_Exercise instructions_: The records that follow must be repeated verbatim, every one of them.

_Entries shown_:
++++

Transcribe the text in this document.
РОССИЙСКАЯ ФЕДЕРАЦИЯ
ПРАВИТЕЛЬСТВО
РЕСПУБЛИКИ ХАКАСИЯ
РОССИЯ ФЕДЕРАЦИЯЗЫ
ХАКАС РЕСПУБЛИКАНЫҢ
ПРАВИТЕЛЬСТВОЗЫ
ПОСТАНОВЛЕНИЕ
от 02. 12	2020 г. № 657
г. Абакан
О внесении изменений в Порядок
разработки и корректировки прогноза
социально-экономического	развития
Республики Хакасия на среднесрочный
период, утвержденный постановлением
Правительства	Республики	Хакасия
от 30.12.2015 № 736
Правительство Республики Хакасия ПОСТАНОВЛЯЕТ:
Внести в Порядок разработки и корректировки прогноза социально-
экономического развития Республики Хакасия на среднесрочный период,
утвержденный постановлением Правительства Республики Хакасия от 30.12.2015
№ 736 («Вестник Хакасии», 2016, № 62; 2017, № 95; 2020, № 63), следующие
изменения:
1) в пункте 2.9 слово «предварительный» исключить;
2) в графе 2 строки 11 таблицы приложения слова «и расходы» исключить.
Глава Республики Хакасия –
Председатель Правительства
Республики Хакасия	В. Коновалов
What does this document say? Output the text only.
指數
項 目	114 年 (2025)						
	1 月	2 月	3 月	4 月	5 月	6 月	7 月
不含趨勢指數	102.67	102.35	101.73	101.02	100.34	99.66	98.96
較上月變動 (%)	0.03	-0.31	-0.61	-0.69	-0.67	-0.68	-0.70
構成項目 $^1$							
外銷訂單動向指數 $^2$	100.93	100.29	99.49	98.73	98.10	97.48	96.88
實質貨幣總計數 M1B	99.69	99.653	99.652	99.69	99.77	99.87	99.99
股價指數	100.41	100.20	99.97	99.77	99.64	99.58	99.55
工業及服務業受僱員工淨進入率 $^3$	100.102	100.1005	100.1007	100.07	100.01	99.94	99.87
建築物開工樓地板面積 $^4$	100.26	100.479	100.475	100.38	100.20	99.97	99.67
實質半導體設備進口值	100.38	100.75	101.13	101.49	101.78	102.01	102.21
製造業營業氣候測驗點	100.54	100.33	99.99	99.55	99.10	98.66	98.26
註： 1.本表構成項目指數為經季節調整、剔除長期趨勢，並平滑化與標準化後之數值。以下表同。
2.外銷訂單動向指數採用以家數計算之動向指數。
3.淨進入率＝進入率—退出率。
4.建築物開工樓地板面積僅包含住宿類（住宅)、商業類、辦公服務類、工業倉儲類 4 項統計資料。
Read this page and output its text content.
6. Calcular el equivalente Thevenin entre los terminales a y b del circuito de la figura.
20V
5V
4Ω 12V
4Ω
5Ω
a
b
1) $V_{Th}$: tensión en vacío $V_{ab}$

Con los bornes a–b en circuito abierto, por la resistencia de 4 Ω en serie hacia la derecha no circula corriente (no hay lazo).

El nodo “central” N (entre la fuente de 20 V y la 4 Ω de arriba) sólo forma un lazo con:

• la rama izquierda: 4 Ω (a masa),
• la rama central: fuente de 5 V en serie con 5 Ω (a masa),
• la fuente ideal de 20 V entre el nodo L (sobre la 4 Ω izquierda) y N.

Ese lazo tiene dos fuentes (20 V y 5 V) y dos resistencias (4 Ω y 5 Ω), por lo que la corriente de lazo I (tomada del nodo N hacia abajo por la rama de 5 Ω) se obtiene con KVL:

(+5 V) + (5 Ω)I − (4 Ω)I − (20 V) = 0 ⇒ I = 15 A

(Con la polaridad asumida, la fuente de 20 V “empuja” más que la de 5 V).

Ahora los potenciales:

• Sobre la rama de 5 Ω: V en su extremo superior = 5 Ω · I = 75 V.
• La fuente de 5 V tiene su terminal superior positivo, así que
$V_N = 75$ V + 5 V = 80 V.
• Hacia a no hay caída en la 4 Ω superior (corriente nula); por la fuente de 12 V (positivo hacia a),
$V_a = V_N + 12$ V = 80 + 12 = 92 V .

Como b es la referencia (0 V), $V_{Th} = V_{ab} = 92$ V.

++++

_Written response_:
Transcribe the text in this document.
РОССИЙСКАЯ ФЕДЕРАЦИЯ
ПРАВИТЕЛЬСТВО
РЕСПУБЛИКИ ХАКАСИЯ
РОССИЯ ФЕДЕРАЦИЯЗЫ
ХАКАС РЕСПУБЛИКАНЫҢ
ПРАВИТЕЛЬСТВОЗЫ
ПОСТАНОВЛЕНИЕ
от 02. 12	2020 г. № 657
г. Абакан
О внесении изменений в Порядок
разработки и корректировки прогноза
социально-экономического	развития
Республики Хакасия на среднесрочный
период, утвержденный постановлением
Правительства	Республики	Хакасия
от 30.12.2015 № 736
Правительство Республики Хакасия ПОСТАНОВЛЯЕТ:
Внести в Порядок разработки и корректировки прогноза социально-
экономического развития Республики Хакасия на среднесрочный период,
утвержденный постановлением Правительства Республики Хакасия от 30.12.2015
№ 736 («Вестник Хакасии», 2016, № 62; 2017, № 95; 2020, № 63), следующие
изменения:
1) в пункте 2.9 слово «предварительный» исключить;
2) в графе 2 строки 11 таблицы приложения слова «и расходы» исключить.
Глава Республики Хакасия –
Председатель Правительства
Республики Хакасия	В. Коновалов
What does this document say? Output the text only.
指數
項 目	114 年 (2025)						
	1 月	2 月	3 月	4 月	5 月	6 月	7 月
不含趨勢指數	102.67	102.35	101.73	101.02	100.34	99.66	98.96
較上月變動 (%)	0.03	-0.31	-0.61	-0.69	-0.67	-0.68	-0.70
構成項目 $^1$							
外銷訂單動向指數 $^2$	100.93	100.29	99.49	98.73	98.10	97.48	96.88
實質貨幣總計數 M1B	99.69	99.653	99.652	99.69	99.77	99.87	99.99
股價指數	100.41	100.20	99.97	99.77	99.64	99.58	99.55
工業及服務業受僱員工淨進入率 $^3$	100.102	100.1005	100.1007	100.07	100.01	99.94	99.87
建築物開工樓地板面積 $^4$	100.26	100.479	100.475	100.38	100.20	99.97	99.67
實質半導體設備進口值	100.38	100.75	101.13	101.49	101.78	102.01	102.21
製造業營業氣候測驗點	100.54	100.33	99.99	99.55	99.10	98.66	98.26
註： 1.本表構成項目指數為經季節調整、剔除長期趨勢，並平滑化與標準化後之數值。以下表同。
2.外銷訂單動向指數採用以家數計算之動向指數。
3.淨進入率＝進入率—退出率。
4.建築物開工樓地板面積僅包含住宿類（住宅)、商業類、辦公服務類、工業倉儲類 4 項統計資料。
Read this page and output its text content.
6. Calcular el equivalente Thevenin entre los terminales a y b del circuito de la figura.
20V
5V
4Ω 12V
4Ω
5Ω
a
b
1) $V_{Th}$: tensión en vacío $V_{ab}$

Con los bornes a–b en circuito abierto, por la resistencia de 4 Ω en serie hacia la derecha no circula corriente (no hay lazo).

El nodo “central” N (entre la fuente de 20 V y la 4 Ω de arriba) sólo forma un lazo con:

• la rama izquierda: 4 Ω (a masa),
• la rama central: fuente de 5 V en serie con 5 Ω (a masa),
• la fuente ideal de 20 V entre el nodo L (sobre la 4 Ω izquierda) y N.

Ese lazo tiene dos fuentes (20 V y 5 V) y dos resistencias (4 Ω y 5 Ω), por lo que la corriente de lazo I (tomada del nodo N hacia abajo por la rama de 5 Ω) se obtiene con KVL:

(+5 V) + (5 Ω)I − (4 Ω)I − (20 V) = 0 ⇒ I = 15 A

(Con la polaridad asumida, la fuente de 20 V “empuja” más que la de 5 V).

Ahora los potenciales:

• Sobre la rama de 5 Ω: V en su extremo superior = 5 Ω · I = 75 V.
• La fuente de 5 V tiene su terminal superior positivo, así que
$V_N = 75$ V + 5 V = 80 V.
• Hacia a no hay caída en la 4 Ω superior (corriente nula); por la fuente de 12 V (positivo hacia a),
$V_a = V_N + 12$ V = 80 + 12 = 92 V .

Como b es la referencia (0 V), $V_{Th} = V_{ab} = 92$ V.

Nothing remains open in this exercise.